- [What is required]: Each line below must be set down exactly; omit any image you find.

- [Dataset records]:
• • • • • • •
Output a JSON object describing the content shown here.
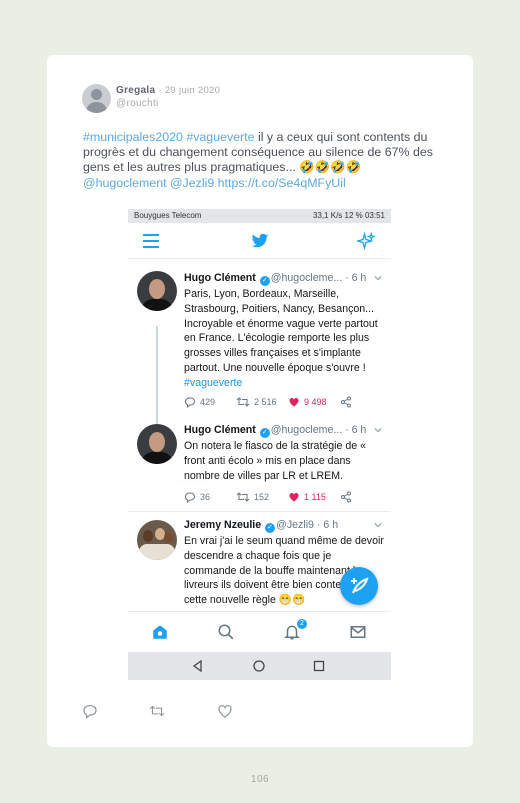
{
  "post": {
    "author_name": "Gregala",
    "date": "29 juin 2020",
    "handle": "@rouchti",
    "text_parts": {
      "hashtags": "#municipales2020 #vagueverte",
      "body": " il y a ceux qui sont contents du progrès et du changement conséquence au silence de 67% des gens et les autres plus pragmatiques... 🤣🤣🤣🤣",
      "mentions": "@hugoclement @Jezli9 https://t.co/Se4qMFyUil"
    }
  },
  "phone": {
    "status_left": "Bouygues Telecom",
    "status_right": "33,1 K/s  12 %  03:51",
    "tweets": [
      {
        "name": "Hugo Clément",
        "handle_time": "@hugocleme... · 6 h",
        "text": "Paris, Lyon, Bordeaux, Marseille, Strasbourg, Poitiers, Nancy, Besançon... Incroyable et énorme vague verte partout en France. L'écologie remporte les plus grosses villes françaises et s'implante partout. Une nouvelle époque s'ouvre ! ",
        "hashtag": "#vagueverte",
        "replies": "429",
        "retweets": "2 516",
        "likes": "9 498"
      },
      {
        "name": "Hugo Clément",
        "handle_time": "@hugocleme... · 6 h",
        "text": "On notera le fiasco de la stratégie de « front anti écolo » mis en place dans nombre de villes par LR et LREM.",
        "replies": "36",
        "retweets": "152",
        "likes": "1 115"
      },
      {
        "name": "Jeremy Nzeulie",
        "handle_time": "@Jezli9 · 6 h",
        "text": "En vrai j'ai le seum quand même de devoir descendre a chaque fois que je commande de la bouffe maintenant les livreurs ils doivent être bien content de cette nouvelle règle 😁😁"
      }
    ],
    "notification_count": "2"
  },
  "page_number": "106",
  "colors": {
    "background": "#e9efe2",
    "link_blue": "#5aa9e6",
    "twitter_blue": "#1da1f2",
    "like_red": "#e0245e"
  }
}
• • • • • • •
- [Result of the task]:
Output a JSON object describing the content shown here.
{
  "post": {
    "author_name": "Gregala",
    "date": "29 juin 2020",
    "handle": "@rouchti",
    "text_parts": {
      "hashtags": "#municipales2020 #vagueverte",
      "body": " il y a ceux qui sont contents du progrès et du changement conséquence au silence de 67% des gens et les autres plus pragmatiques... 🤣🤣🤣🤣",
      "mentions": "@hugoclement @Jezli9 https://t.co/Se4qMFyUil"
    }
  },
  "phone": {
    "status_left": "Bouygues Telecom",
    "status_right": "33,1 K/s  12 %  03:51",
    "tweets": [
      {
        "name": "Hugo Clément",
        "handle_time": "@hugocleme... · 6 h",
        "text": "Paris, Lyon, Bordeaux, Marseille, Strasbourg, Poitiers, Nancy, Besançon... Incroyable et énorme vague verte partout en France. L'écologie remporte les plus grosses villes françaises et s'implante partout. Une nouvelle époque s'ouvre ! ",
        "hashtag": "#vagueverte",
        "replies": "429",
        "retweets": "2 516",
        "likes": "9 498"
      },
      {
        "name": "Hugo Clément",
        "handle_time": "@hugocleme... · 6 h",
        "text": "On notera le fiasco de la stratégie de « front anti écolo » mis en place dans nombre de villes par LR et LREM.",
        "replies": "36",
        "retweets": "152",
        "likes": "1 115"
      },
      {
        "name": "Jeremy Nzeulie",
        "handle_time": "@Jezli9 · 6 h",
        "text": "En vrai j'ai le seum quand même de devoir descendre a chaque fois que je commande de la bouffe maintenant les livreurs ils doivent être bien content de cette nouvelle règle 😁😁"
      }
    ],
    "notification_count": "2"
  },
  "page_number": "106",
  "colors": {
    "background": "#e9efe2",
    "link_blue": "#5aa9e6",
    "twitter_blue": "#1da1f2",
    "like_red": "#e0245e"
  }
}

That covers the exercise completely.